#### STATED TASK:
Make an exact transcription of the material, leaving out all images.

Items from a figure collection:
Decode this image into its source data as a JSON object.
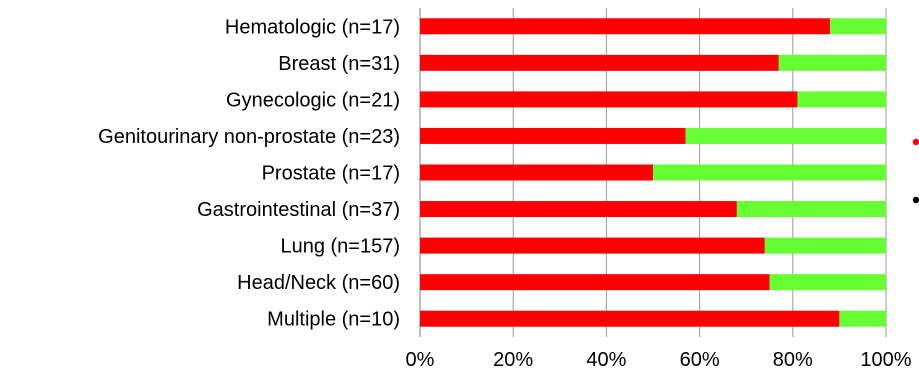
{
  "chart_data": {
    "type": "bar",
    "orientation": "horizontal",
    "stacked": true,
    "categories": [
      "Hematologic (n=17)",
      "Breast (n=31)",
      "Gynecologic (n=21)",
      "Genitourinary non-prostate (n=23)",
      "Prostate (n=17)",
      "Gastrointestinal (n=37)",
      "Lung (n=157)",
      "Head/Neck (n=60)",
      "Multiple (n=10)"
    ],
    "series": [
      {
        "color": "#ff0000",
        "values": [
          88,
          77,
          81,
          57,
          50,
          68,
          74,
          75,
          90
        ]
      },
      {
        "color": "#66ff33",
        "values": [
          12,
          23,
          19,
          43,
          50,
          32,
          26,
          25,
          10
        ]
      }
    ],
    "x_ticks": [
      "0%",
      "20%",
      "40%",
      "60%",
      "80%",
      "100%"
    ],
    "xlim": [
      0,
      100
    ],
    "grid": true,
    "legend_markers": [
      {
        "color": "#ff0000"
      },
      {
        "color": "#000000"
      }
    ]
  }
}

#### FULL ANSWER:
Decode this image into its source data as a JSON object.
{
  "chart_data": {
    "type": "bar",
    "orientation": "horizontal",
    "stacked": true,
    "categories": [
      "Hematologic (n=17)",
      "Breast (n=31)",
      "Gynecologic (n=21)",
      "Genitourinary non-prostate (n=23)",
      "Prostate (n=17)",
      "Gastrointestinal (n=37)",
      "Lung (n=157)",
      "Head/Neck (n=60)",
      "Multiple (n=10)"
    ],
    "series": [
      {
        "color": "#ff0000",
        "values": [
          88,
          77,
          81,
          57,
          50,
          68,
          74,
          75,
          90
        ]
      },
      {
        "color": "#66ff33",
        "values": [
          12,
          23,
          19,
          43,
          50,
          32,
          26,
          25,
          10
        ]
      }
    ],
    "x_ticks": [
      "0%",
      "20%",
      "40%",
      "60%",
      "80%",
      "100%"
    ],
    "xlim": [
      0,
      100
    ],
    "grid": true,
    "legend_markers": [
      {
        "color": "#ff0000"
      },
      {
        "color": "#000000"
      }
    ]
  }
}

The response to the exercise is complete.